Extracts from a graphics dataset
▽
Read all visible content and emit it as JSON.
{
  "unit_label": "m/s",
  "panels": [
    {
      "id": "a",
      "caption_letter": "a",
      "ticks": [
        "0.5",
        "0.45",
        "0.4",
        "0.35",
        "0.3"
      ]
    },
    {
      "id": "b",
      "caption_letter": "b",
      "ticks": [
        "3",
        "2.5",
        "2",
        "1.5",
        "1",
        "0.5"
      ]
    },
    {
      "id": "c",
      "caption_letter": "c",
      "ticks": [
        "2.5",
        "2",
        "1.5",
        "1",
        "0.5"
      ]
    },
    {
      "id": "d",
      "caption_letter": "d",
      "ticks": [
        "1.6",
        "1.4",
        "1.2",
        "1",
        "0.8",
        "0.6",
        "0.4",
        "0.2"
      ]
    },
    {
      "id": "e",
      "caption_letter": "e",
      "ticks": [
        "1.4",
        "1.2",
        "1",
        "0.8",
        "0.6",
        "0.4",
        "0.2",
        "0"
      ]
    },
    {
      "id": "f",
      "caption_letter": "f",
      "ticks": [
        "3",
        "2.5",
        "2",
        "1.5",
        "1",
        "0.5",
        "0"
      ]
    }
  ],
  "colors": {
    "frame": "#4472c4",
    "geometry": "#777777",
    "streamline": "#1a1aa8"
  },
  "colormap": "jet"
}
△
> [EXERCISE AIM] Set down the entries verbatim, leaving none out.

> [EXERCISE RESPONSE]
Read all visible content and emit it as JSON.
{
  "unit_label": "m/s",
  "panels": [
    {
      "id": "a",
      "caption_letter": "a",
      "ticks": [
        "0.5",
        "0.45",
        "0.4",
        "0.35",
        "0.3"
      ]
    },
    {
      "id": "b",
      "caption_letter": "b",
      "ticks": [
        "3",
        "2.5",
        "2",
        "1.5",
        "1",
        "0.5"
      ]
    },
    {
      "id": "c",
      "caption_letter": "c",
      "ticks": [
        "2.5",
        "2",
        "1.5",
        "1",
        "0.5"
      ]
    },
    {
      "id": "d",
      "caption_letter": "d",
      "ticks": [
        "1.6",
        "1.4",
        "1.2",
        "1",
        "0.8",
        "0.6",
        "0.4",
        "0.2"
      ]
    },
    {
      "id": "e",
      "caption_letter": "e",
      "ticks": [
        "1.4",
        "1.2",
        "1",
        "0.8",
        "0.6",
        "0.4",
        "0.2",
        "0"
      ]
    },
    {
      "id": "f",
      "caption_letter": "f",
      "ticks": [
        "3",
        "2.5",
        "2",
        "1.5",
        "1",
        "0.5",
        "0"
      ]
    }
  ],
  "colors": {
    "frame": "#4472c4",
    "geometry": "#777777",
    "streamline": "#1a1aa8"
  },
  "colormap": "jet"
}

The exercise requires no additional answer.